* **OBJECTIVE**: Below are entries. Pull out all lines containing "name".

## start

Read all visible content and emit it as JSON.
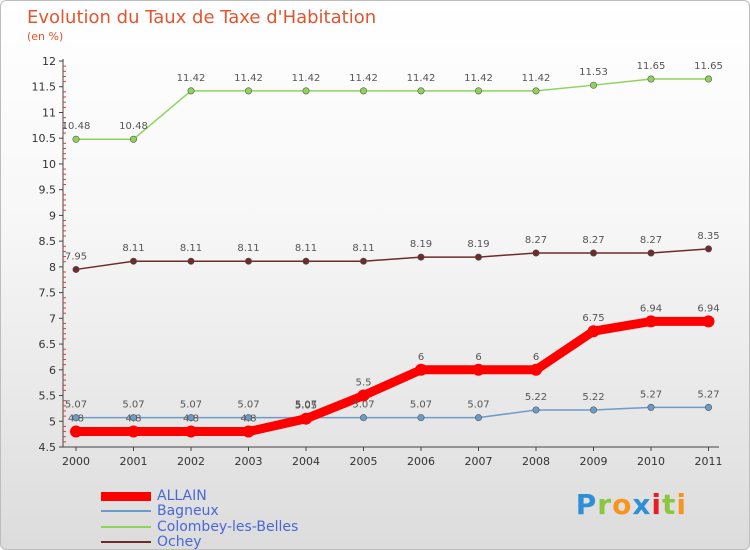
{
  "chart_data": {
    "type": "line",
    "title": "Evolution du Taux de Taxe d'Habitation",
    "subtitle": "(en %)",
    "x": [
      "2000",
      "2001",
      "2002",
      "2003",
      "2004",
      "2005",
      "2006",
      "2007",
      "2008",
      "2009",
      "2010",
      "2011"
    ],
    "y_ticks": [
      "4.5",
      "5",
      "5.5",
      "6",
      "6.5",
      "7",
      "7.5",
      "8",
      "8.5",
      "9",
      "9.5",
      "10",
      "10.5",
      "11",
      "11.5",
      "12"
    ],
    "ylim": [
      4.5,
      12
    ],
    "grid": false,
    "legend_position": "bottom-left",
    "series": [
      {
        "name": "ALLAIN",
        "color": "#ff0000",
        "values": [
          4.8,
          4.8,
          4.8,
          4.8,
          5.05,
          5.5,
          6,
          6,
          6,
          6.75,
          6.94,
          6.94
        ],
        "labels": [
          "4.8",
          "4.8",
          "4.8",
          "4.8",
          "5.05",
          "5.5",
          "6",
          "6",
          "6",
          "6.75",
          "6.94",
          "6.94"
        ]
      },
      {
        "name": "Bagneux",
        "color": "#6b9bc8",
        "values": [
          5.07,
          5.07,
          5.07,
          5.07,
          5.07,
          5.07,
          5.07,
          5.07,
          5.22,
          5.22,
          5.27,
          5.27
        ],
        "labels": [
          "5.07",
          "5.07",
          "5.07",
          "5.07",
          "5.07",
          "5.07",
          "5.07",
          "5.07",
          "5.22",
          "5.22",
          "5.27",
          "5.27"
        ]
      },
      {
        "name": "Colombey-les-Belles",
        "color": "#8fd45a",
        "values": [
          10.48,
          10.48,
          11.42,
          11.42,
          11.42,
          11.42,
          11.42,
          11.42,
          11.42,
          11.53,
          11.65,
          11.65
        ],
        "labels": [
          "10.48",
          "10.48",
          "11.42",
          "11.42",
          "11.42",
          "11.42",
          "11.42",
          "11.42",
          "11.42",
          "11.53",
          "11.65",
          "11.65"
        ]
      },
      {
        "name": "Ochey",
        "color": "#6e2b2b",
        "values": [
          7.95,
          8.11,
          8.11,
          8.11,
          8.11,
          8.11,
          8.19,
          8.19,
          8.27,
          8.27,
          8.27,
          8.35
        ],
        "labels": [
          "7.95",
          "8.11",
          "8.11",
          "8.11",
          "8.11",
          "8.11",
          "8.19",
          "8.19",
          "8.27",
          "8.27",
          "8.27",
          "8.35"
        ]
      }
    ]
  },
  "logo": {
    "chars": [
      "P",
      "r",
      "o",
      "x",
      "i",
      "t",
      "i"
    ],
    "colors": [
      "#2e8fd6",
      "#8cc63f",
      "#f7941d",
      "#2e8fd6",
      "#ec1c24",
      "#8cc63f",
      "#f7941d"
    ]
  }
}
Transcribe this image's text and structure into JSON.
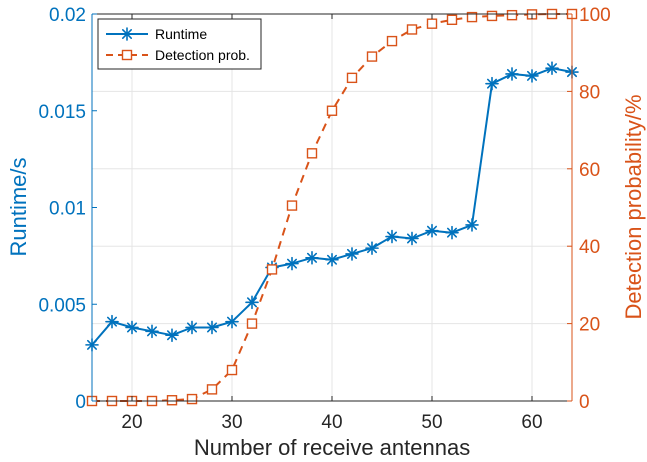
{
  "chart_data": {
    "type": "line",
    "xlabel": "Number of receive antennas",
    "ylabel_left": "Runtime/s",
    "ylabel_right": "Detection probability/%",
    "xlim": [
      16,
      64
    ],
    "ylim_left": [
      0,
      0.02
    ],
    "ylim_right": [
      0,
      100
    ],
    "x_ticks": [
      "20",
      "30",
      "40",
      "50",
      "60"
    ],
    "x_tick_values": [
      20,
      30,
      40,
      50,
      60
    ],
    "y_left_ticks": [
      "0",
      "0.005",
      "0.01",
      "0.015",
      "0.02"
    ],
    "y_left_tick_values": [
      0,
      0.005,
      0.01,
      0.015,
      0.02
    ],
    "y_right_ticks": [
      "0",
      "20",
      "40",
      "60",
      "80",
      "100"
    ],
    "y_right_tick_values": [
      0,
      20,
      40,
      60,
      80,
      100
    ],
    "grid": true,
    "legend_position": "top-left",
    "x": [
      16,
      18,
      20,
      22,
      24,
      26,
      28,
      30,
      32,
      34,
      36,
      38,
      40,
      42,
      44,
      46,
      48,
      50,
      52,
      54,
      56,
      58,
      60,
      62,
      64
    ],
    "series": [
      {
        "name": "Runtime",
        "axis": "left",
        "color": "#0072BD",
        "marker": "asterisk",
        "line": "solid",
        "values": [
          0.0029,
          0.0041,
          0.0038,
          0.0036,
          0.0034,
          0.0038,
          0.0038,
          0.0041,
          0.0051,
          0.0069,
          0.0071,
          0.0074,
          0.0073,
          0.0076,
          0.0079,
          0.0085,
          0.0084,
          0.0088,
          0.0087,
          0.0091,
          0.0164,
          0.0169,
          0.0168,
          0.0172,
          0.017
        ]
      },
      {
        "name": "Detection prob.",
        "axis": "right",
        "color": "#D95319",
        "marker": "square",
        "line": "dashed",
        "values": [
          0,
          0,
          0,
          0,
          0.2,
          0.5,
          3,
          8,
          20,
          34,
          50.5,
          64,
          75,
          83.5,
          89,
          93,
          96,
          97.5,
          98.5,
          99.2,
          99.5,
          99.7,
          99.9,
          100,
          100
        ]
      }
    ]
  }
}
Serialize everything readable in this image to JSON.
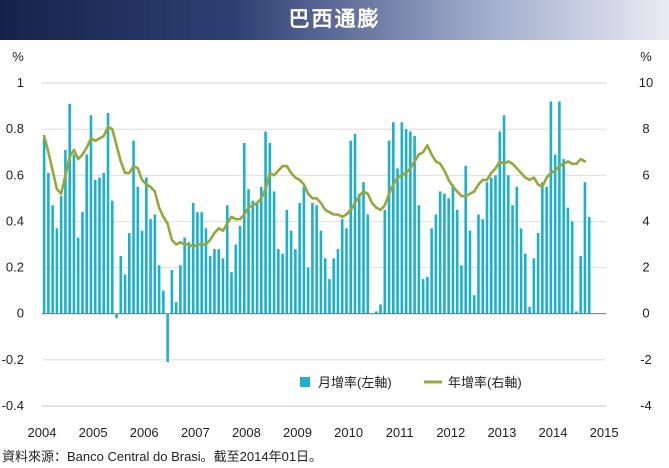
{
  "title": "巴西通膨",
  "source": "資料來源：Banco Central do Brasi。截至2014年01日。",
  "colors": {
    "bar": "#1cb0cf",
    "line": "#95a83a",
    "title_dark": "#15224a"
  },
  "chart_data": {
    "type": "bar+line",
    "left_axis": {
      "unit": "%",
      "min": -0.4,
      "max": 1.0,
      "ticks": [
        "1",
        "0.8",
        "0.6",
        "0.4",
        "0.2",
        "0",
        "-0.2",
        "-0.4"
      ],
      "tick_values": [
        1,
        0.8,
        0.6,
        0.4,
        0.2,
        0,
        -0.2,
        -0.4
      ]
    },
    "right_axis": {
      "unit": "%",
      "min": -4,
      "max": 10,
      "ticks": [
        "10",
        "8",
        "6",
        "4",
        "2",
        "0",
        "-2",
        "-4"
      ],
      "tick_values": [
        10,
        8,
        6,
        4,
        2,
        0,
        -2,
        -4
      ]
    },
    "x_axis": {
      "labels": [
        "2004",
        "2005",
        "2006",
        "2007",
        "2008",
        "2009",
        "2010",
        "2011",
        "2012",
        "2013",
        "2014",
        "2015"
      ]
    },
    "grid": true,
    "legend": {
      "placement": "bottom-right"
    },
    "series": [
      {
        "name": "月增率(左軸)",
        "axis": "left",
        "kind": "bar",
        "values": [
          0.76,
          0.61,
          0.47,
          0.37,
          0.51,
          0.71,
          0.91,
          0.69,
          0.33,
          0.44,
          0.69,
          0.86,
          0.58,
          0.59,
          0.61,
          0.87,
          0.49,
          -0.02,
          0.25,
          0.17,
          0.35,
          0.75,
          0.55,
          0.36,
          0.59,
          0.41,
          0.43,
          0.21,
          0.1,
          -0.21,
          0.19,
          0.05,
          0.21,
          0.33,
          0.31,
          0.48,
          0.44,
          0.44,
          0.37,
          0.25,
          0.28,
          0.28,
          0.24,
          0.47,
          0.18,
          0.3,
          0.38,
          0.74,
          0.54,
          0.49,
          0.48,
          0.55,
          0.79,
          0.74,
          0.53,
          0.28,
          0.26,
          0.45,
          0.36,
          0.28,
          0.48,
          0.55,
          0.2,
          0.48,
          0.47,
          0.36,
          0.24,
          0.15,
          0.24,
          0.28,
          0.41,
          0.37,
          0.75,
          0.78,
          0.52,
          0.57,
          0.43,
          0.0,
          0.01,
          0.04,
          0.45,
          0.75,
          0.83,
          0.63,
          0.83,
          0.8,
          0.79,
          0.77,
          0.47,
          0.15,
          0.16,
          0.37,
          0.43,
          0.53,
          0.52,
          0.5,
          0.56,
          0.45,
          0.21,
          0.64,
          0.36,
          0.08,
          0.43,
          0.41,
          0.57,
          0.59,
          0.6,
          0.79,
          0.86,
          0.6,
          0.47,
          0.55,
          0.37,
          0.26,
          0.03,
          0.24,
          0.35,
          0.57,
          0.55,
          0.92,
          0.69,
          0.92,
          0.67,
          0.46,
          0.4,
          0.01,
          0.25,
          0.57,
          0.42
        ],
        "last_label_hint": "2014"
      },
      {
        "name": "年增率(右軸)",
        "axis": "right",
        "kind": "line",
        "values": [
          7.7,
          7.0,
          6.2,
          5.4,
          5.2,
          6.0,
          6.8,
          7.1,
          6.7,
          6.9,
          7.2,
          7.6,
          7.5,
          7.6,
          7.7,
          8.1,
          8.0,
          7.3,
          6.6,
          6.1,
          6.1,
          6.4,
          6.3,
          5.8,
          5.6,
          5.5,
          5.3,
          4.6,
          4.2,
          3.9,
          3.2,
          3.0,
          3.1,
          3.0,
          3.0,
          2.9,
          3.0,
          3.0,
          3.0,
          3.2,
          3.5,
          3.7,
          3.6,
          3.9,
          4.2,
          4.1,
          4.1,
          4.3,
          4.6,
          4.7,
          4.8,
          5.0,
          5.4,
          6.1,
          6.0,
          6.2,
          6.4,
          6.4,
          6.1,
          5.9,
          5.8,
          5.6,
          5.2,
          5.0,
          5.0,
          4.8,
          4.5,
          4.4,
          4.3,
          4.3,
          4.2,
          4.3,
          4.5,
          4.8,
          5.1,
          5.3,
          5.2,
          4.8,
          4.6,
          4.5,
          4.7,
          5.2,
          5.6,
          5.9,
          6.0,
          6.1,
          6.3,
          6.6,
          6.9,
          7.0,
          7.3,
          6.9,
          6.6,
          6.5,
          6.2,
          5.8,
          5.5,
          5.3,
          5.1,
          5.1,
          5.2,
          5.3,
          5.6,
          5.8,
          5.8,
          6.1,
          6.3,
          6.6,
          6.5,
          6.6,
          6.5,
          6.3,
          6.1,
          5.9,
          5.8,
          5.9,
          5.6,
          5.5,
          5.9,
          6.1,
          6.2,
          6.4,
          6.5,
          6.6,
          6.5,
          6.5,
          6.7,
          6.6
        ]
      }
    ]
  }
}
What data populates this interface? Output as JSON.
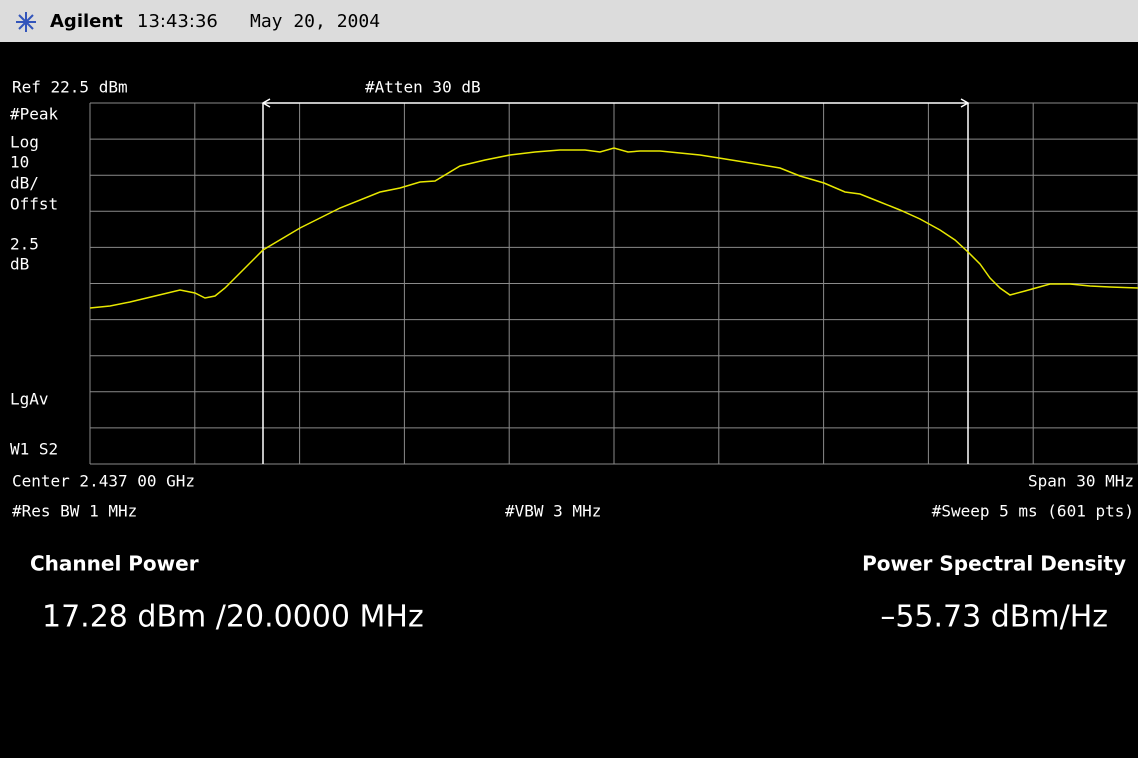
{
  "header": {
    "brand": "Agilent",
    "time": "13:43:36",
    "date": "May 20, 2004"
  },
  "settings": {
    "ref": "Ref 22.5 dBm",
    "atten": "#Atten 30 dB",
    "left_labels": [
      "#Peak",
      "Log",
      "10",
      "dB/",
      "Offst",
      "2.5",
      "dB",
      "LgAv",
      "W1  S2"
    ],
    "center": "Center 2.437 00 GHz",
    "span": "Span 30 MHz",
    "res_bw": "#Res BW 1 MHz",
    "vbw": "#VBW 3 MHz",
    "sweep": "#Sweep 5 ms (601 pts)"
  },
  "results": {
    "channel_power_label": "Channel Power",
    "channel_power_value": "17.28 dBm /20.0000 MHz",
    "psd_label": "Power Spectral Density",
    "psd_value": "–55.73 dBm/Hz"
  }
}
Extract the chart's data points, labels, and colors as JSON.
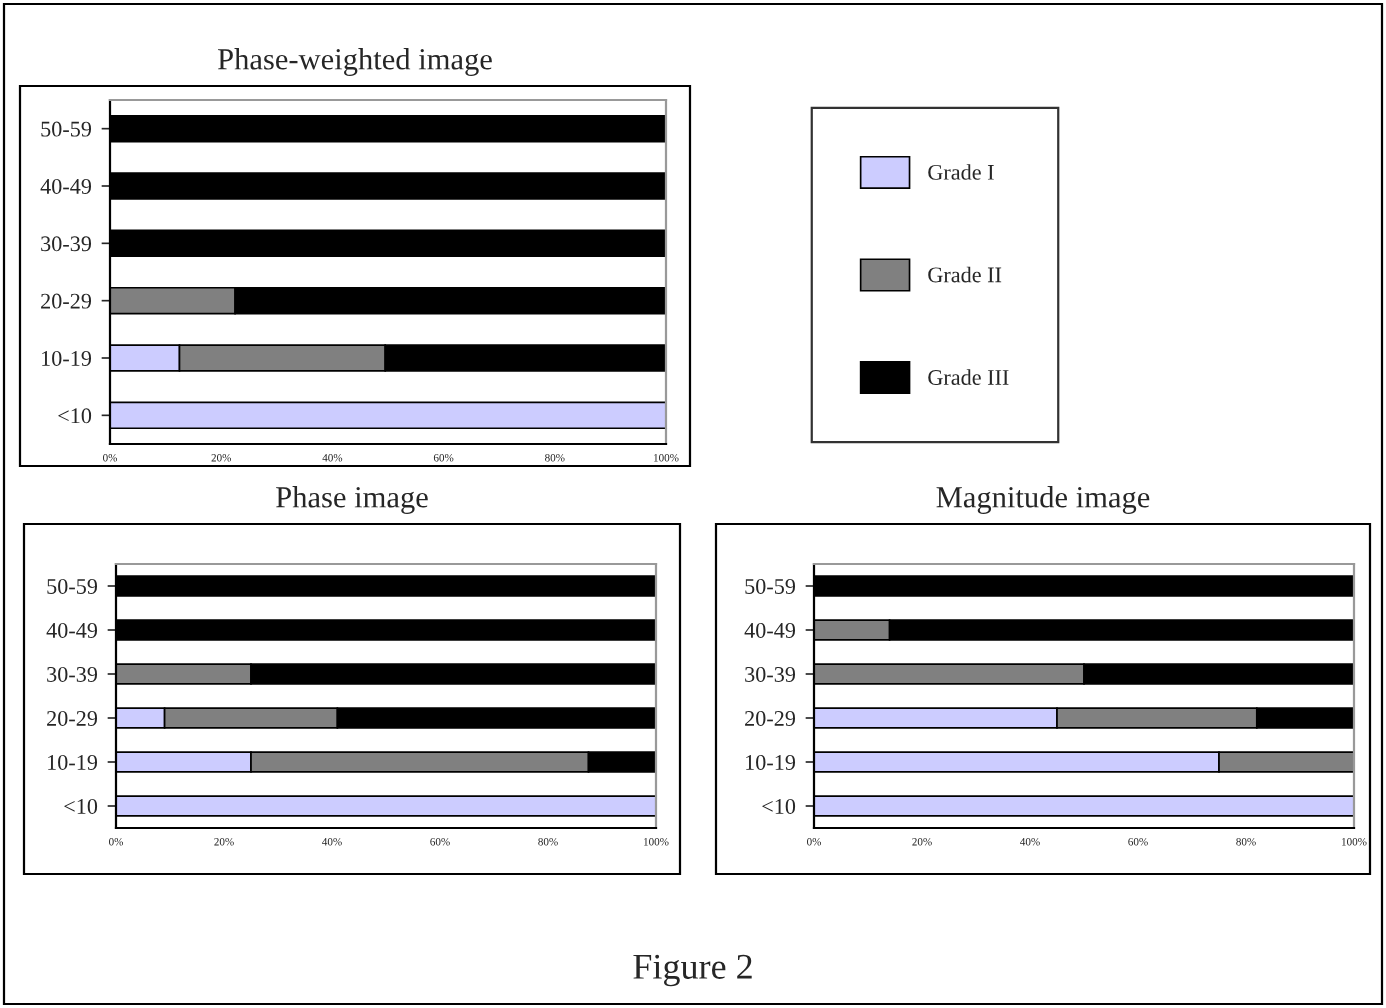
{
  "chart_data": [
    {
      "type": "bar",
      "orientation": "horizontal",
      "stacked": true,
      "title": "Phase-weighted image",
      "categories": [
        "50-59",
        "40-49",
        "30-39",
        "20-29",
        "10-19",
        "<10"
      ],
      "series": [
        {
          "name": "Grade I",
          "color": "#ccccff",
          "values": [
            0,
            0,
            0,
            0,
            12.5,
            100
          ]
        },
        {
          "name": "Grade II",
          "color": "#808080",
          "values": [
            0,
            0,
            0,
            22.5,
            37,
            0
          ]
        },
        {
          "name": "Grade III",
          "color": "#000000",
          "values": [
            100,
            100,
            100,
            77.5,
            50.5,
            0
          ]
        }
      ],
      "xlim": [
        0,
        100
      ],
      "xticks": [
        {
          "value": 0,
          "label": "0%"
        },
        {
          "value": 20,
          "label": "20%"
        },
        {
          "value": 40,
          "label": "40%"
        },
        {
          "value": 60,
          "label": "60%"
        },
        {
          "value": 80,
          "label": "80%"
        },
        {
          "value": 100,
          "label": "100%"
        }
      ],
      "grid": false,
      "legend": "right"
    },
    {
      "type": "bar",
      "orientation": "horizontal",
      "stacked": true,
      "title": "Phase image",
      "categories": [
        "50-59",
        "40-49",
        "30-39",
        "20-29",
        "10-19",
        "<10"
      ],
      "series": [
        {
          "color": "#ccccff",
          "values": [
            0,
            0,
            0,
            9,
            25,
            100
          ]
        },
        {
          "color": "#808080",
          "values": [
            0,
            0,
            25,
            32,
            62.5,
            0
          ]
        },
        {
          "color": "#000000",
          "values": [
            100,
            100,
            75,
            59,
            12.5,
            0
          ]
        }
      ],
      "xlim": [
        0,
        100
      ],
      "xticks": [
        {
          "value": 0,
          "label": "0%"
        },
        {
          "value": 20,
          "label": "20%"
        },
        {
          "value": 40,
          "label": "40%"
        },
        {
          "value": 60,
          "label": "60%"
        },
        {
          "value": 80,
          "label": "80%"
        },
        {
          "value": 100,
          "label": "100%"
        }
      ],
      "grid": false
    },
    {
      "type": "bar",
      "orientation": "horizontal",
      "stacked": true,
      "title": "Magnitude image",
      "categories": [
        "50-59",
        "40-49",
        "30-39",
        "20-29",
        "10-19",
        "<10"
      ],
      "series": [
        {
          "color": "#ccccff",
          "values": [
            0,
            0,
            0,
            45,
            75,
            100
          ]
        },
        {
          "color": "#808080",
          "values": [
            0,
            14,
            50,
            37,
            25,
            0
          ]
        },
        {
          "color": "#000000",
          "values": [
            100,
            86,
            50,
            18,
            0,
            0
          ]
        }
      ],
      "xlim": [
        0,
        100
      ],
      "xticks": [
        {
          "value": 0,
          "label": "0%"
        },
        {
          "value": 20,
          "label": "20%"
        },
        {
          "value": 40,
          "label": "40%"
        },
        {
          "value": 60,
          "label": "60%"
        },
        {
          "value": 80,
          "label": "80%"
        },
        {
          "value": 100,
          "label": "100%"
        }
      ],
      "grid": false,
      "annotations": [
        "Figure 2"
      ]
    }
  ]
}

## end

* **EXERCISE SOLUTION**:
        "name": "ALLAIN",
        "name": "Bagneux",
        "name": "Colombey-les-Belles",
        "name": "Ochey",
        "name": "Runtime",
        "name": "Detection prob.",
        "name": "月增率(左軸)",
        "name": "年增率(右軸)",
          "name": "Grade I",
          "name": "Grade II",
          "name": "Grade III",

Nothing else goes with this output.